Prompt 1: From the passage about the Doctor and Romana, reproduce the text from "While in the" up to and including "from changing history.", switching "Mona Lisa" to "Venus de Milo".
Prompt 2:
For each statement below, say whether it agrees with the passage about the Doctor and Romana. Answer yes or no, and quote the words from the passage that decide it.
(a) Romana tells Dugan that she is 125 years old.
(b) The distress signal that draws the TARDIS to Chloris comes from an imprisoned Chlorisian ambassador.
(c) The last member of the Jaggaroth race was marooned on Earth four hundred million years ago.
Prompt 3: According to the passage about the Doctor and Romana, what does the Doctor use to keep a neutron star from colliding with Chloris’ sun?

Text provided:
While in the Louvre, Romana tells Dugan that she’s 125 years old. They are trying to stop the Mona Lisa from being stolen by the last member of the Jaggaroth race, marooned on Earth four hundred million years ago, shards of his being scattered throughout time when his spaceship exploded. He claims to have guided every major advancement since the dawn of history in order to build a time machine to go back and prevent his race from becoming extinct. However, the explosion of his warp drive was the catalyst that brought about life on Earth, and the Doctor and Romana must prevent him from changing history.
From “The Creature From the Pit”
While cleaning out one of the storerooms, Romana finds an emergency transceiver, which the Doctor had disconnected to avoid being summoned by the Time Lords, presumably when he first left Gallifrey. When Romana plugs it back in, the TARDIS materializes on the planet Chloris, drawn there by a distress signal transmitted by an imprisoned Tythonian ambassador. To prevent a neutron star from colliding with Chloris’ sun, the Doctor uses a gravity tractor beam generated by the TARDIS. The Doctor then helps negotiate a trading agreement between the Chlorisians and the Tythonians.
From “Nightmare of Eden”

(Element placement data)
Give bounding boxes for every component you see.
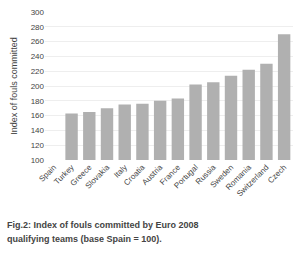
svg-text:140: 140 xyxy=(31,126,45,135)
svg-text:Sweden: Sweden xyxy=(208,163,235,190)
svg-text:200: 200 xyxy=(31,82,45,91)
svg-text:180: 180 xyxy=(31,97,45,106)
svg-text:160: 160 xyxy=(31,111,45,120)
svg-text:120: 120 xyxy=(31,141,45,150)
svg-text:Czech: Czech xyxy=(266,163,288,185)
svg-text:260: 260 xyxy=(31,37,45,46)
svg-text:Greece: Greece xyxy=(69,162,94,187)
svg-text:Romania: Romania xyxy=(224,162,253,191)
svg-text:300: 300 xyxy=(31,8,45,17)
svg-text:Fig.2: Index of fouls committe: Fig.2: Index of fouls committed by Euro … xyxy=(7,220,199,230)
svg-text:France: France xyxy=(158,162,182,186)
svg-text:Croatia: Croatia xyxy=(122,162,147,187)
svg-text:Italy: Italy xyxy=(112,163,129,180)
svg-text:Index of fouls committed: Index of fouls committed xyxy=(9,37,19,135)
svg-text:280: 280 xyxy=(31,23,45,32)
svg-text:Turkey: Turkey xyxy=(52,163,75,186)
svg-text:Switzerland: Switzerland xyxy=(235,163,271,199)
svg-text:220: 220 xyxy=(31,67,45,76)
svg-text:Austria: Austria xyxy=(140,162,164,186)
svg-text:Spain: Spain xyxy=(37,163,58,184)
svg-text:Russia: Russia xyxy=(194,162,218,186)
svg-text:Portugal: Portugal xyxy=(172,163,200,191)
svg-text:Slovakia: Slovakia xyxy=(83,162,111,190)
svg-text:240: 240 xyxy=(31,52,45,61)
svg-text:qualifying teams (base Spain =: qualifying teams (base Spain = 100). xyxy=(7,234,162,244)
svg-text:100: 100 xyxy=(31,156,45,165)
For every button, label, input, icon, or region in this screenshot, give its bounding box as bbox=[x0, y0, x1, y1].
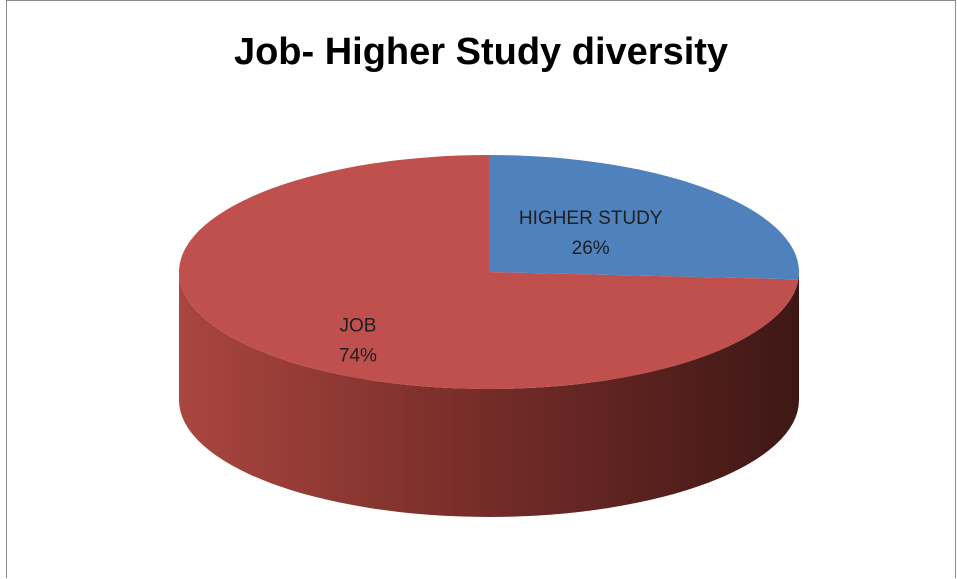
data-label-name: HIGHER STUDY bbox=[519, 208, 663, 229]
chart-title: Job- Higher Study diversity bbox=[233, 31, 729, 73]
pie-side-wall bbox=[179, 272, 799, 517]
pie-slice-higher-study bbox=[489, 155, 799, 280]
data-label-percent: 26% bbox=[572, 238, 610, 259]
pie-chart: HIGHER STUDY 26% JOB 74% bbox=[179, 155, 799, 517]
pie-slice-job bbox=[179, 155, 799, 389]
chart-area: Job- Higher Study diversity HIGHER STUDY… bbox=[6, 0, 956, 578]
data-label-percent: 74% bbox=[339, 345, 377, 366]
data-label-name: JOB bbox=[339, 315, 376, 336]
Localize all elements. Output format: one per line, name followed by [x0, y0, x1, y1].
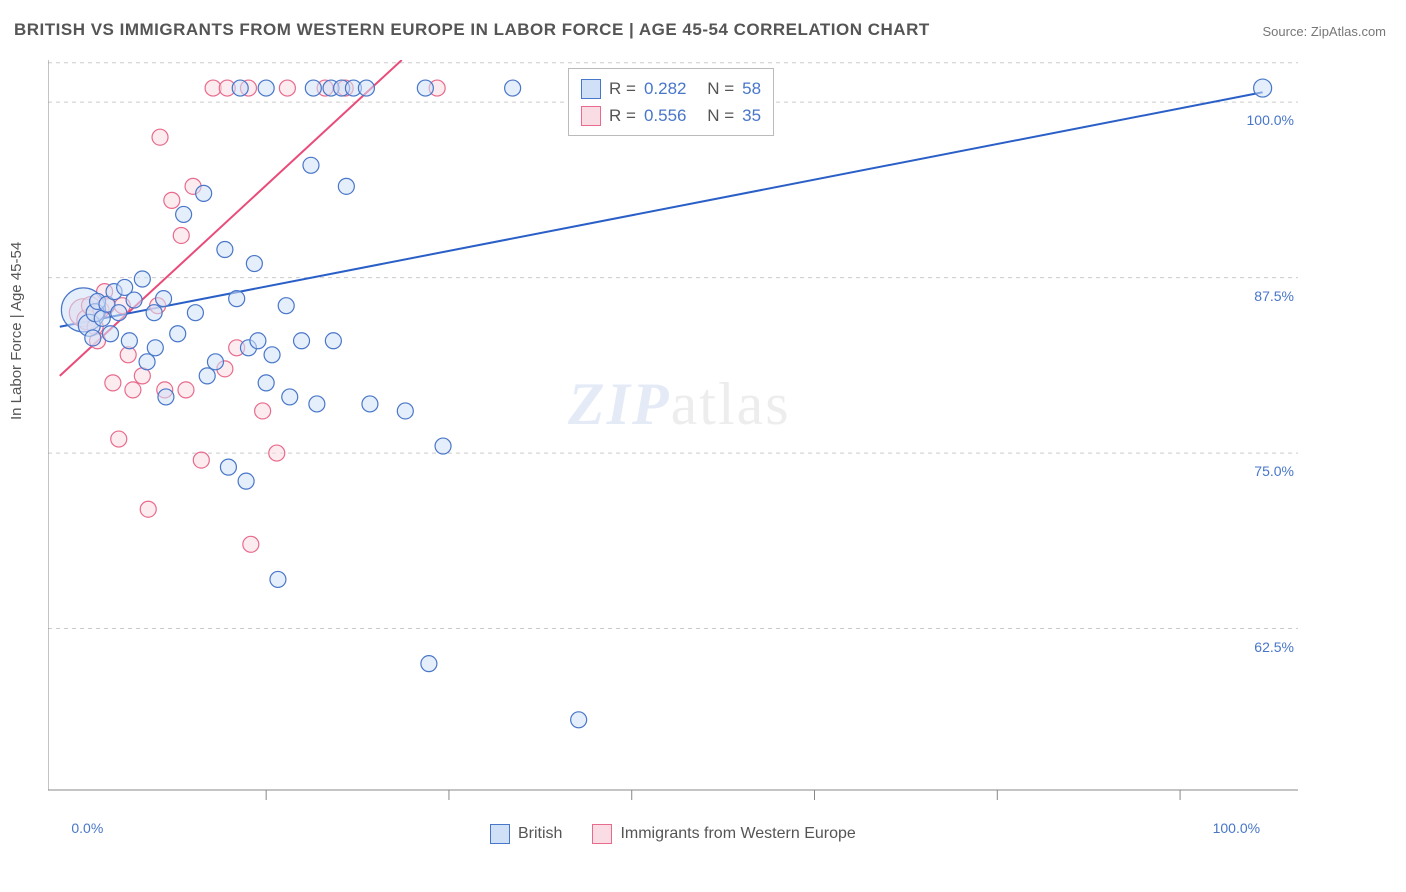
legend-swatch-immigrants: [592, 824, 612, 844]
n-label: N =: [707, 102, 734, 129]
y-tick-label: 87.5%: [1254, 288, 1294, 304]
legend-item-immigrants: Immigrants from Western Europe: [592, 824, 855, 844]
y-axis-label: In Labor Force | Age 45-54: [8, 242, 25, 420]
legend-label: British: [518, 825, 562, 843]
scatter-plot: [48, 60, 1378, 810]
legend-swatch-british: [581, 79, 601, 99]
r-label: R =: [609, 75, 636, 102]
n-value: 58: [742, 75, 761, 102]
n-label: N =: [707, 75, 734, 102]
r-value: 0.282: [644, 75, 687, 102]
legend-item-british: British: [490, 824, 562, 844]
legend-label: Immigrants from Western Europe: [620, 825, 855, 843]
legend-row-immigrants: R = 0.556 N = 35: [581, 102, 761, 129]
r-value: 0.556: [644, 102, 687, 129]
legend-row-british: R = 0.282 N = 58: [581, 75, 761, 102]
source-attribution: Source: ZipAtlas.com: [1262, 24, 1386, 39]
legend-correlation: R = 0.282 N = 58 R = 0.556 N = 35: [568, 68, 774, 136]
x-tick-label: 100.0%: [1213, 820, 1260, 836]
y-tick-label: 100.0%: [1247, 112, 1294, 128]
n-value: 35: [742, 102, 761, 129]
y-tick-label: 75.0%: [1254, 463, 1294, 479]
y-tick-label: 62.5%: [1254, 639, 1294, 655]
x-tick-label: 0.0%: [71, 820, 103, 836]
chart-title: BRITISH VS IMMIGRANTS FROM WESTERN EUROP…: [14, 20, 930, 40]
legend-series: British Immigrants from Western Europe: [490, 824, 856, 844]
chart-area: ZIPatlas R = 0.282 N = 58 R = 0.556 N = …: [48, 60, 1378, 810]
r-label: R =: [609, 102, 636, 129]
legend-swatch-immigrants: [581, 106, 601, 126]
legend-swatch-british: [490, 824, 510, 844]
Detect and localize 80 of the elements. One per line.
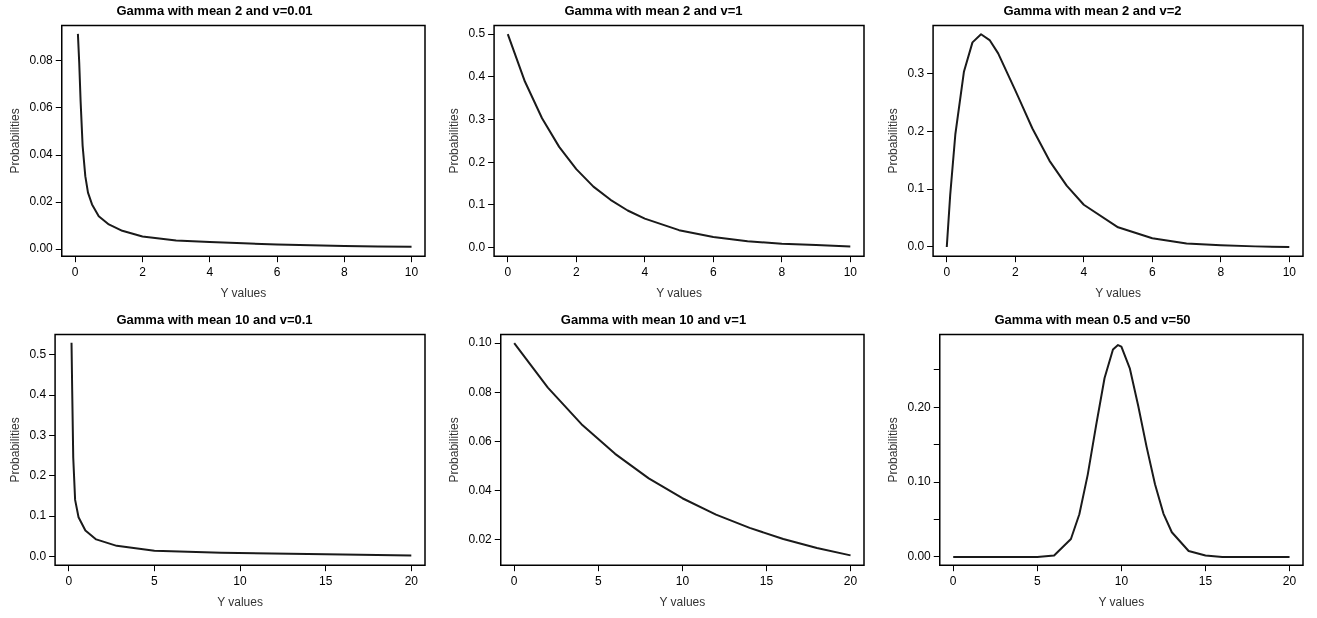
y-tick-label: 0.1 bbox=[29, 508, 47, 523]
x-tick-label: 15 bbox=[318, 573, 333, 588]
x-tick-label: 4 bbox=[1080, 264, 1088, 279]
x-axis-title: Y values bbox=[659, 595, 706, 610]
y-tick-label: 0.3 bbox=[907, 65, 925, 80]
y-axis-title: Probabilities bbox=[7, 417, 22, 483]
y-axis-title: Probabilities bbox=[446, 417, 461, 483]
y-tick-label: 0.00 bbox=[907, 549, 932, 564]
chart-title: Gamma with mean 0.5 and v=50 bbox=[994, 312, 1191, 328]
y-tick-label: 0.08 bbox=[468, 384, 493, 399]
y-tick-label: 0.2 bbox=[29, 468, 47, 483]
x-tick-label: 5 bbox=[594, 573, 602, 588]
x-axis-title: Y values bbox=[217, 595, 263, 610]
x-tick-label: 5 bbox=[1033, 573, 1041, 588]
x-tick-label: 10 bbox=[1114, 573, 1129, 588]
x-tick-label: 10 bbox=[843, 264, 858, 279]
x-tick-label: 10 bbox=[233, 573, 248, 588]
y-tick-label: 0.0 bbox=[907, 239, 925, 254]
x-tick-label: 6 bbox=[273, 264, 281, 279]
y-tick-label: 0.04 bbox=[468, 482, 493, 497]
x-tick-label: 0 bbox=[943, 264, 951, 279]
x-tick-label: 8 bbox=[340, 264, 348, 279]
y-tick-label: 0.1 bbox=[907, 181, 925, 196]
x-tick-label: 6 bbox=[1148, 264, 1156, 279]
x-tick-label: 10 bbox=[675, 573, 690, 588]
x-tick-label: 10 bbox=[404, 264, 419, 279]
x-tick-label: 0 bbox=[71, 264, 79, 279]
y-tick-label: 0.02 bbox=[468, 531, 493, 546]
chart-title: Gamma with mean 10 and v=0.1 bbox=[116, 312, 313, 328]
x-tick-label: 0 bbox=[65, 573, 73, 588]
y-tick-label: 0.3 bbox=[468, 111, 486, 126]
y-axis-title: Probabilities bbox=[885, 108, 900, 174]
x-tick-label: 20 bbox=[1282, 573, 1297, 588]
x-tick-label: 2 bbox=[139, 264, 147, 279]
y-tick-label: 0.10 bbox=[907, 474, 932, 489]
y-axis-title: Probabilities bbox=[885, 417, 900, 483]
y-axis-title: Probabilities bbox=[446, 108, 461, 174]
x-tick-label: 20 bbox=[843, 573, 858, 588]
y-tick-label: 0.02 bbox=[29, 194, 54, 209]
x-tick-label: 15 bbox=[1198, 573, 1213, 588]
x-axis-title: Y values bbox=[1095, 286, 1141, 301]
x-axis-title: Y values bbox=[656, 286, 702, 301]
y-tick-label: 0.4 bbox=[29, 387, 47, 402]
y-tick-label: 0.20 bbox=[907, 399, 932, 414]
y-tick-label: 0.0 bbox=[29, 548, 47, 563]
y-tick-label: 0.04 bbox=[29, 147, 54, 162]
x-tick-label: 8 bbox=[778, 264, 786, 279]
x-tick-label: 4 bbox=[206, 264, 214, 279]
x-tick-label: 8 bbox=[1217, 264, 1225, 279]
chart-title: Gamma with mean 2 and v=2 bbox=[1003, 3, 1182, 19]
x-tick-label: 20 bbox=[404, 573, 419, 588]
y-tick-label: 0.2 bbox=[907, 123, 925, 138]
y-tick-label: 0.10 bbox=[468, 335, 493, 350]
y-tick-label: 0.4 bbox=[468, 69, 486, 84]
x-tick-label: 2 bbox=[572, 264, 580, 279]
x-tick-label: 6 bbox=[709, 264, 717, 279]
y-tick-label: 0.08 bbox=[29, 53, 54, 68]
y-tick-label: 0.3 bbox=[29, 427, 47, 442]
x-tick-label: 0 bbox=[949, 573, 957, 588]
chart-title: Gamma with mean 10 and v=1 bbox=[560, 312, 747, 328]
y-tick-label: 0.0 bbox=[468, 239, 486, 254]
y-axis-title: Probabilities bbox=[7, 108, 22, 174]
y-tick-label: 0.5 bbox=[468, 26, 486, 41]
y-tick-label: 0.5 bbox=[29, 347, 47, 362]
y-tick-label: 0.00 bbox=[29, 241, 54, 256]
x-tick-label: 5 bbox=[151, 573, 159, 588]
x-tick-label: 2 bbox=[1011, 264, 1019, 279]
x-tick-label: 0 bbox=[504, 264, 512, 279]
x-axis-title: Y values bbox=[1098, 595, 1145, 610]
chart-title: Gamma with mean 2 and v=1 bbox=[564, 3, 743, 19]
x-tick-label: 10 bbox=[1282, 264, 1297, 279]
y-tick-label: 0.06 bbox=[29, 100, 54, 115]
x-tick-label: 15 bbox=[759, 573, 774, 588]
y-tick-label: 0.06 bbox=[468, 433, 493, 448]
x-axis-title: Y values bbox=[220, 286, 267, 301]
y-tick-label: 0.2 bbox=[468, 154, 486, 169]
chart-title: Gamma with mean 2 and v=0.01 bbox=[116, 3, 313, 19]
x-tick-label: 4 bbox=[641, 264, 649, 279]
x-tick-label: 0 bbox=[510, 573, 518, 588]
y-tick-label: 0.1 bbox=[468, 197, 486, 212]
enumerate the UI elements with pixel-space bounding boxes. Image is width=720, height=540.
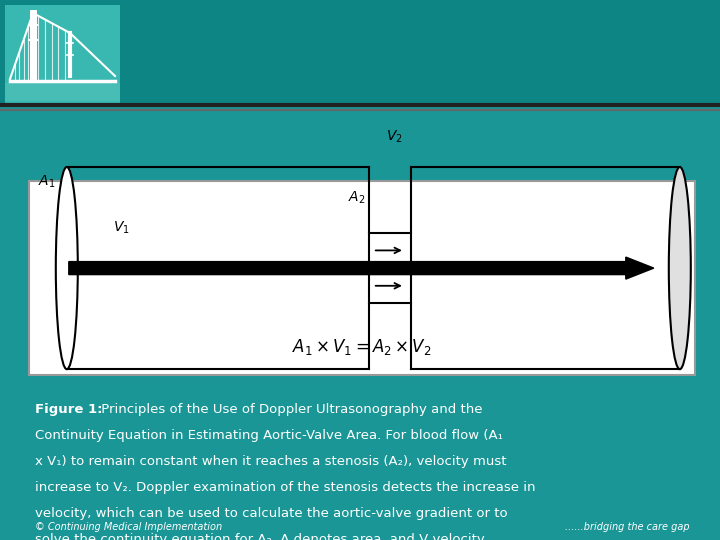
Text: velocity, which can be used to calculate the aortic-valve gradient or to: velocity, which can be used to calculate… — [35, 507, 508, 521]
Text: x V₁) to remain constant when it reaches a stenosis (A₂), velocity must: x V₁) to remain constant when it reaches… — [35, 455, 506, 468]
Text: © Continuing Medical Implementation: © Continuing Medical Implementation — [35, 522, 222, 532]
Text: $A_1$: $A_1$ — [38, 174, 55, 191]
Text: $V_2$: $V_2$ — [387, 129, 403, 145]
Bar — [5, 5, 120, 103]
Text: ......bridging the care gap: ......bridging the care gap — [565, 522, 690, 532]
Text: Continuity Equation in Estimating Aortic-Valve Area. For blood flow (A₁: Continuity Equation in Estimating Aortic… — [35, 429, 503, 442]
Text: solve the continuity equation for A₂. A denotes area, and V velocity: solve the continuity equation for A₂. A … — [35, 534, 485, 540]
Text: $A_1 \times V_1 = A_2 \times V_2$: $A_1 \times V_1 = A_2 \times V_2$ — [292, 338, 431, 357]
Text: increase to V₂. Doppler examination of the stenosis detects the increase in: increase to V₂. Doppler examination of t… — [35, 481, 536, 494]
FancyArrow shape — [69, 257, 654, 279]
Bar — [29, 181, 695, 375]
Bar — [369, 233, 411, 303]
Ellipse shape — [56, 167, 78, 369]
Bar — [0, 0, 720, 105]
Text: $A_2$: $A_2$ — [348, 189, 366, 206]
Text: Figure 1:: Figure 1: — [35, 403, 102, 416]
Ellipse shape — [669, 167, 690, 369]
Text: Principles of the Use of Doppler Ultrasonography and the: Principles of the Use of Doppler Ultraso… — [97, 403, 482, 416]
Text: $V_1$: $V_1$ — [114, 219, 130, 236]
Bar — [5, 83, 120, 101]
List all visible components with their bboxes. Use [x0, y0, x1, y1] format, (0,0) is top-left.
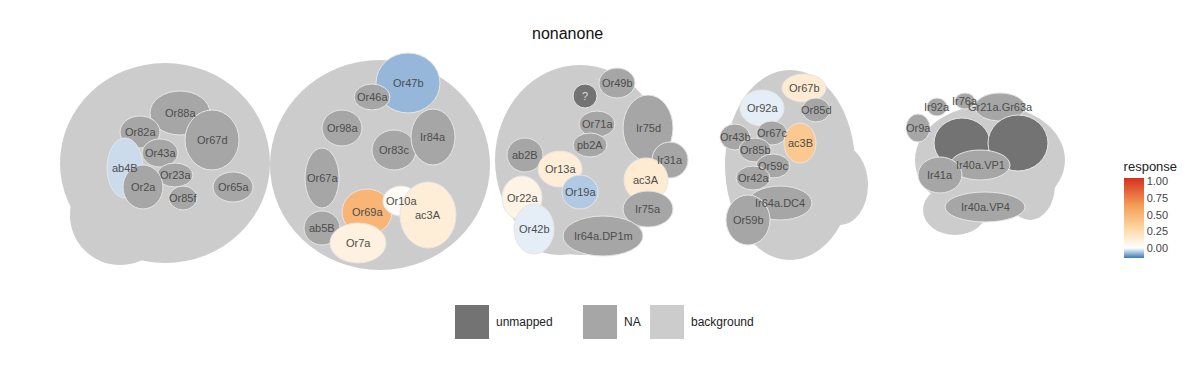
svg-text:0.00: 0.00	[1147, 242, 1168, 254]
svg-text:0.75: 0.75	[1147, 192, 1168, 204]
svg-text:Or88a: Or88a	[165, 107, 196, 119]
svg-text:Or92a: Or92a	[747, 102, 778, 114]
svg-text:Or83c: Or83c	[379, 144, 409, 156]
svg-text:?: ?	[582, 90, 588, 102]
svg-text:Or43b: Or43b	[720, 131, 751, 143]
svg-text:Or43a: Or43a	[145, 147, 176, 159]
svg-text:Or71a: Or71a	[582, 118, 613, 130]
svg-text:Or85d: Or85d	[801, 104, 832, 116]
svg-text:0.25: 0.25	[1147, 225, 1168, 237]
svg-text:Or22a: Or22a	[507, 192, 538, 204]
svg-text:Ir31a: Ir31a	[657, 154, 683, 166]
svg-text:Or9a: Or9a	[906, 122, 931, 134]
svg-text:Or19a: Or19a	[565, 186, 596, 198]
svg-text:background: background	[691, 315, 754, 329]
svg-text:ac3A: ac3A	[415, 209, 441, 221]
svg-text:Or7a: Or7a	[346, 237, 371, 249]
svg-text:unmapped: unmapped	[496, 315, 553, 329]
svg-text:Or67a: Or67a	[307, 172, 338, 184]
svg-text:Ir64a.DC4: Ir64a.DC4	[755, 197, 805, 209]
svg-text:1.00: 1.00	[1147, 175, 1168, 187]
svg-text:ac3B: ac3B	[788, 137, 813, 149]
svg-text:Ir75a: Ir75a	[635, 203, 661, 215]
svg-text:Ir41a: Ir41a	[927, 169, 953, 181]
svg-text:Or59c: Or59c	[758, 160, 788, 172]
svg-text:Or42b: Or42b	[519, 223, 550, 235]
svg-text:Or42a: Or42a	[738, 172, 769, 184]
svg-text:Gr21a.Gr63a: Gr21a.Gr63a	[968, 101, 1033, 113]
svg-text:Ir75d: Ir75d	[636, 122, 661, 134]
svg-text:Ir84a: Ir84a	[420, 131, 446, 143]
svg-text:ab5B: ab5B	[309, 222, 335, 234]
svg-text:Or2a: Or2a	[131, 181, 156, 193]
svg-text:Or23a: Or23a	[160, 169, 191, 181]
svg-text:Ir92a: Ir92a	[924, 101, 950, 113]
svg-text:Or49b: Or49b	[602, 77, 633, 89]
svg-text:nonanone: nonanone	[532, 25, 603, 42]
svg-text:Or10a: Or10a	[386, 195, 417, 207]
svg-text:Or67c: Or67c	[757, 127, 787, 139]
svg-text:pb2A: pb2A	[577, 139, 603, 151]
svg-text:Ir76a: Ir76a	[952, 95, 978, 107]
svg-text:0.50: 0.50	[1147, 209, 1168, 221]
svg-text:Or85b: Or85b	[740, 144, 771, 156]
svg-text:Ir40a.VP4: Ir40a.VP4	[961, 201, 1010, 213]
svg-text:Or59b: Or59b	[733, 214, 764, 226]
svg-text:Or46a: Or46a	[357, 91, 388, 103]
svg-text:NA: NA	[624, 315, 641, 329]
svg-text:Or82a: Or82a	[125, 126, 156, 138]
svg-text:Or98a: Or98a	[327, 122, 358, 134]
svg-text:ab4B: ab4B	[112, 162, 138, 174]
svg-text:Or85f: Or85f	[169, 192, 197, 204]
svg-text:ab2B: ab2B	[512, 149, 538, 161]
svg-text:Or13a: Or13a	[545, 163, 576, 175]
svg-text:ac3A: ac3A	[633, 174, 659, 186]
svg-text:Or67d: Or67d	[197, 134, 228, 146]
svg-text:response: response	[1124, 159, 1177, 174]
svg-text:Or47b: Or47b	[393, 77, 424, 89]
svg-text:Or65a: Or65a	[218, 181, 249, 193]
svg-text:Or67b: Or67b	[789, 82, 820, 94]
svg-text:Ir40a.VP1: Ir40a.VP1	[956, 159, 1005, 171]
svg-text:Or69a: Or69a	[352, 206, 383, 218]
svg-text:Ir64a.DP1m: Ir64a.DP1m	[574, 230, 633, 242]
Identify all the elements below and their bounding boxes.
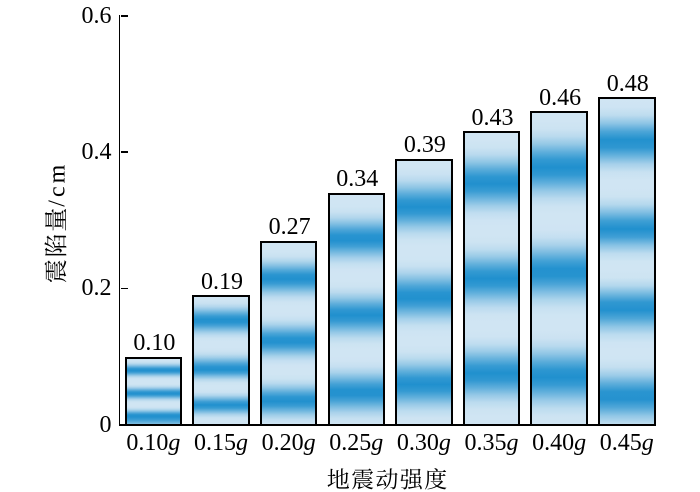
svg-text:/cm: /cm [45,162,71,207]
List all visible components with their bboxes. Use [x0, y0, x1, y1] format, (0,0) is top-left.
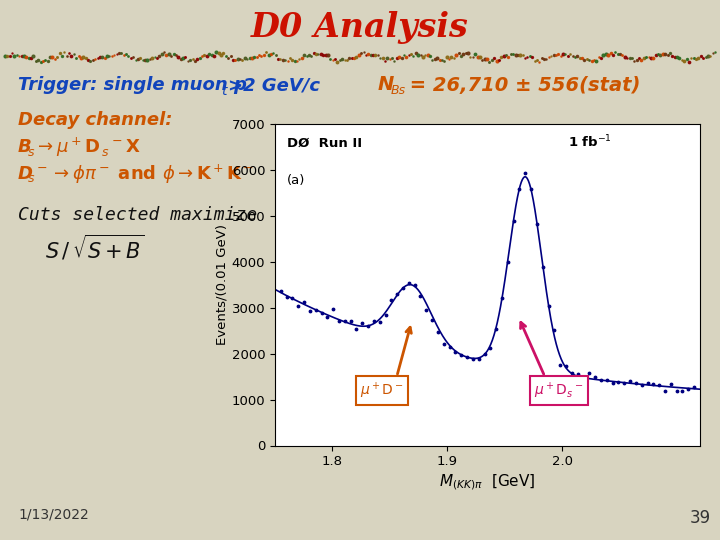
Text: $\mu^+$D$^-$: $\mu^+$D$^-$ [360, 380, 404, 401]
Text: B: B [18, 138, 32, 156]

Reply 1:
While in the Louvre, Romana tells Dugan that she’s 125 years old. They are trying to stop the Venus de Milo from being stolen by the last member of the Jaggaroth race, marooned on Earth four hundred million years ago, shards of his being scattered throughout time when his spaceship exploded. He claims to have guided every major advancement since the dawn of history in order to build a time machine to go back and prevent his race from becoming extinct. However, the explosion of his warp drive was the catalyst that brought about life on Earth, and the Doctor and Romana must prevent him from changing history.

Reply 2:
(a) Yes: "Romana tells Dugan that she’s 125 years old"
(b) No: "a distress signal transmitted by an imprisoned Tythonian ambassador"
(c) Yes: "the last member of the Jaggaroth race, marooned on Earth four hundred million years ago"

Reply 3: He uses a gravity tractor beam generated by the TARDIS.